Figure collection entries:
⁂
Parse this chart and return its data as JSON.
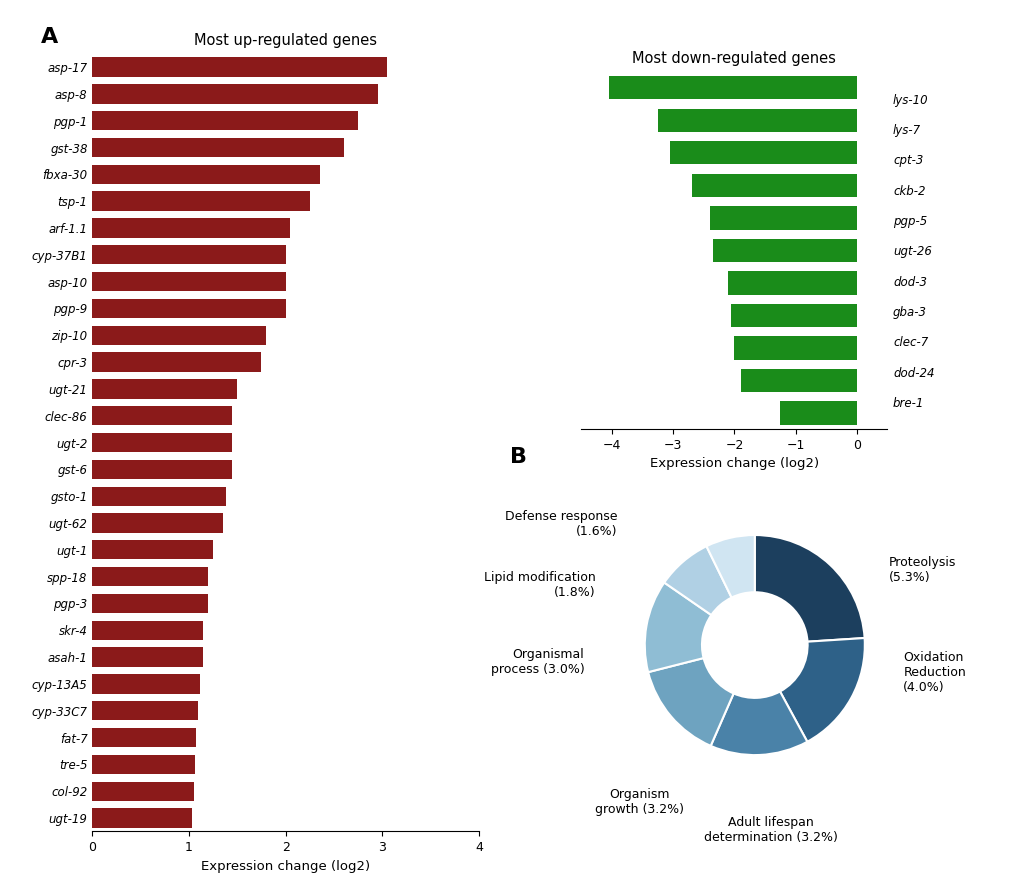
{
  "up_genes": [
    "asp-17",
    "asp-8",
    "pgp-1",
    "gst-38",
    "fbxa-30",
    "tsp-1",
    "arf-1.1",
    "cyp-37B1",
    "asp-10",
    "pgp-9",
    "zip-10",
    "cpr-3",
    "ugt-21",
    "clec-86",
    "ugt-2",
    "gst-6",
    "gsto-1",
    "ugt-62",
    "ugt-1",
    "spp-18",
    "pgp-3",
    "skr-4",
    "asah-1",
    "cyp-13A5",
    "cyp-33C7",
    "fat-7",
    "tre-5",
    "col-92",
    "ugt-19"
  ],
  "up_values": [
    3.05,
    2.95,
    2.75,
    2.6,
    2.35,
    2.25,
    2.05,
    2.0,
    2.0,
    2.0,
    1.8,
    1.75,
    1.5,
    1.45,
    1.45,
    1.45,
    1.38,
    1.35,
    1.25,
    1.2,
    1.2,
    1.15,
    1.15,
    1.12,
    1.1,
    1.08,
    1.07,
    1.05,
    1.03
  ],
  "down_genes": [
    "lys-10",
    "lys-7",
    "cpt-3",
    "ckb-2",
    "pgp-5",
    "ugt-26",
    "dod-3",
    "gba-3",
    "clec-7",
    "dod-24",
    "bre-1"
  ],
  "down_values": [
    -4.05,
    -3.25,
    -3.05,
    -2.7,
    -2.4,
    -2.35,
    -2.1,
    -2.05,
    -2.0,
    -1.9,
    -1.25
  ],
  "up_color": "#8B1A1A",
  "down_color": "#1a8c1a",
  "pie_values": [
    5.3,
    4.0,
    3.2,
    3.2,
    3.0,
    1.8,
    1.6
  ],
  "pie_colors": [
    "#1c3f5e",
    "#2e6188",
    "#4a82a8",
    "#6ea3c0",
    "#8fbdd4",
    "#b0d0e4",
    "#d0e5f2"
  ],
  "background": "#ffffff"
}
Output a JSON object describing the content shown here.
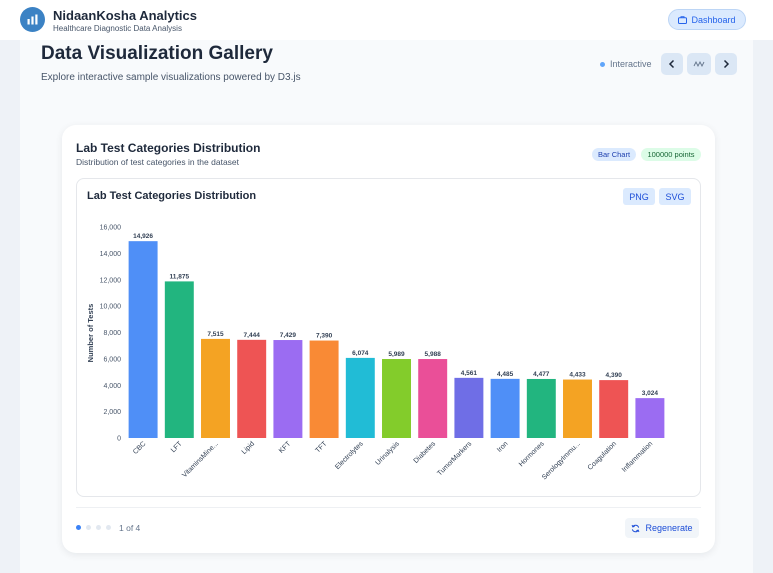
{
  "app": {
    "title": "NidaanKosha Analytics",
    "subtitle": "Healthcare Diagnostic Data Analysis",
    "dashboard_label": "Dashboard"
  },
  "header": {
    "title": "Data Visualization Gallery",
    "subtitle": "Explore interactive sample visualizations powered by D3.js",
    "interactive_label": "Interactive",
    "prev_icon": "chevron-left-icon",
    "mid_icon": "waveform-icon",
    "next_icon": "chevron-right-icon"
  },
  "card": {
    "title": "Lab Test Categories Distribution",
    "subtitle": "Distribution of test categories in the dataset",
    "type_badge": "Bar Chart",
    "points_badge": "100000 points",
    "export_png": "PNG",
    "export_svg": "SVG"
  },
  "footer": {
    "page_label": "1 of 4",
    "regenerate_label": "Regenerate",
    "page_count": 4,
    "active_page": 1
  },
  "colors": {
    "accent": "#3b82f6",
    "bars": [
      "#4f8ff7",
      "#22b57f",
      "#f4a323",
      "#ee5454",
      "#9b6cf2",
      "#f98a35",
      "#21bcd6",
      "#83cc2b",
      "#ea4f98",
      "#6f6ee6",
      "#4f8ff7",
      "#22b57f",
      "#f4a323",
      "#ee5454",
      "#9b6cf2"
    ]
  },
  "chart_data": {
    "type": "bar",
    "title": "Lab Test Categories Distribution",
    "xlabel": "",
    "ylabel": "Number of Tests",
    "ylim": [
      0,
      16000
    ],
    "yticks": [
      "0",
      "2,000",
      "4,000",
      "6,000",
      "8,000",
      "10,000",
      "12,000",
      "14,000",
      "16,000"
    ],
    "grid": false,
    "categories": [
      "CBC",
      "LFT",
      "VitaminsMine...",
      "Lipid",
      "KFT",
      "TFT",
      "Electrolytes",
      "Urinalysis",
      "Diabetes",
      "TumorMarkers",
      "Iron",
      "Hormones",
      "SerologyImmu...",
      "Coagulation",
      "Inflammation"
    ],
    "values": [
      14926,
      11875,
      7515,
      7444,
      7429,
      7390,
      6074,
      5989,
      5988,
      4561,
      4485,
      4477,
      4433,
      4390,
      3024
    ],
    "value_labels": [
      "14,926",
      "11,875",
      "7,515",
      "7,444",
      "7,429",
      "7,390",
      "6,074",
      "5,989",
      "5,988",
      "4,561",
      "4,485",
      "4,477",
      "4,433",
      "4,390",
      "3,024"
    ]
  }
}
⁂
Retype every entry word for word, but do not carry over the pictures.

Parse this chart and return its data as JSON.
{
  "up_genes": [
    "asp-17",
    "asp-8",
    "pgp-1",
    "gst-38",
    "fbxa-30",
    "tsp-1",
    "arf-1.1",
    "cyp-37B1",
    "asp-10",
    "pgp-9",
    "zip-10",
    "cpr-3",
    "ugt-21",
    "clec-86",
    "ugt-2",
    "gst-6",
    "gsto-1",
    "ugt-62",
    "ugt-1",
    "spp-18",
    "pgp-3",
    "skr-4",
    "asah-1",
    "cyp-13A5",
    "cyp-33C7",
    "fat-7",
    "tre-5",
    "col-92",
    "ugt-19"
  ],
  "up_values": [
    3.05,
    2.95,
    2.75,
    2.6,
    2.35,
    2.25,
    2.05,
    2.0,
    2.0,
    2.0,
    1.8,
    1.75,
    1.5,
    1.45,
    1.45,
    1.45,
    1.38,
    1.35,
    1.25,
    1.2,
    1.2,
    1.15,
    1.15,
    1.12,
    1.1,
    1.08,
    1.07,
    1.05,
    1.03
  ],
  "down_genes": [
    "lys-10",
    "lys-7",
    "cpt-3",
    "ckb-2",
    "pgp-5",
    "ugt-26",
    "dod-3",
    "gba-3",
    "clec-7",
    "dod-24",
    "bre-1"
  ],
  "down_values": [
    -4.05,
    -3.25,
    -3.05,
    -2.7,
    -2.4,
    -2.35,
    -2.1,
    -2.05,
    -2.0,
    -1.9,
    -1.25
  ],
  "up_color": "#8B1A1A",
  "down_color": "#1a8c1a",
  "pie_values": [
    5.3,
    4.0,
    3.2,
    3.2,
    3.0,
    1.8,
    1.6
  ],
  "pie_colors": [
    "#1c3f5e",
    "#2e6188",
    "#4a82a8",
    "#6ea3c0",
    "#8fbdd4",
    "#b0d0e4",
    "#d0e5f2"
  ],
  "background": "#ffffff"
}
Output a JSON object describing the content shown here.
{
  "app": {
    "title": "NidaanKosha Analytics",
    "subtitle": "Healthcare Diagnostic Data Analysis",
    "dashboard_label": "Dashboard"
  },
  "header": {
    "title": "Data Visualization Gallery",
    "subtitle": "Explore interactive sample visualizations powered by D3.js",
    "interactive_label": "Interactive",
    "prev_icon": "chevron-left-icon",
    "mid_icon": "waveform-icon",
    "next_icon": "chevron-right-icon"
  },
  "card": {
    "title": "Lab Test Categories Distribution",
    "subtitle": "Distribution of test categories in the dataset",
    "type_badge": "Bar Chart",
    "points_badge": "100000 points",
    "export_png": "PNG",
    "export_svg": "SVG"
  },
  "footer": {
    "page_label": "1 of 4",
    "regenerate_label": "Regenerate",
    "page_count": 4,
    "active_page": 1
  },
  "colors": {
    "accent": "#3b82f6",
    "bars": [
      "#4f8ff7",
      "#22b57f",
      "#f4a323",
      "#ee5454",
      "#9b6cf2",
      "#f98a35",
      "#21bcd6",
      "#83cc2b",
      "#ea4f98",
      "#6f6ee6",
      "#4f8ff7",
      "#22b57f",
      "#f4a323",
      "#ee5454",
      "#9b6cf2"
    ]
  },
  "chart_data": {
    "type": "bar",
    "title": "Lab Test Categories Distribution",
    "xlabel": "",
    "ylabel": "Number of Tests",
    "ylim": [
      0,
      16000
    ],
    "yticks": [
      "0",
      "2,000",
      "4,000",
      "6,000",
      "8,000",
      "10,000",
      "12,000",
      "14,000",
      "16,000"
    ],
    "grid": false,
    "categories": [
      "CBC",
      "LFT",
      "VitaminsMine...",
      "Lipid",
      "KFT",
      "TFT",
      "Electrolytes",
      "Urinalysis",
      "Diabetes",
      "TumorMarkers",
      "Iron",
      "Hormones",
      "SerologyImmu...",
      "Coagulation",
      "Inflammation"
    ],
    "values": [
      14926,
      11875,
      7515,
      7444,
      7429,
      7390,
      6074,
      5989,
      5988,
      4561,
      4485,
      4477,
      4433,
      4390,
      3024
    ],
    "value_labels": [
      "14,926",
      "11,875",
      "7,515",
      "7,444",
      "7,429",
      "7,390",
      "6,074",
      "5,989",
      "5,988",
      "4,561",
      "4,485",
      "4,477",
      "4,433",
      "4,390",
      "3,024"
    ]
  }
}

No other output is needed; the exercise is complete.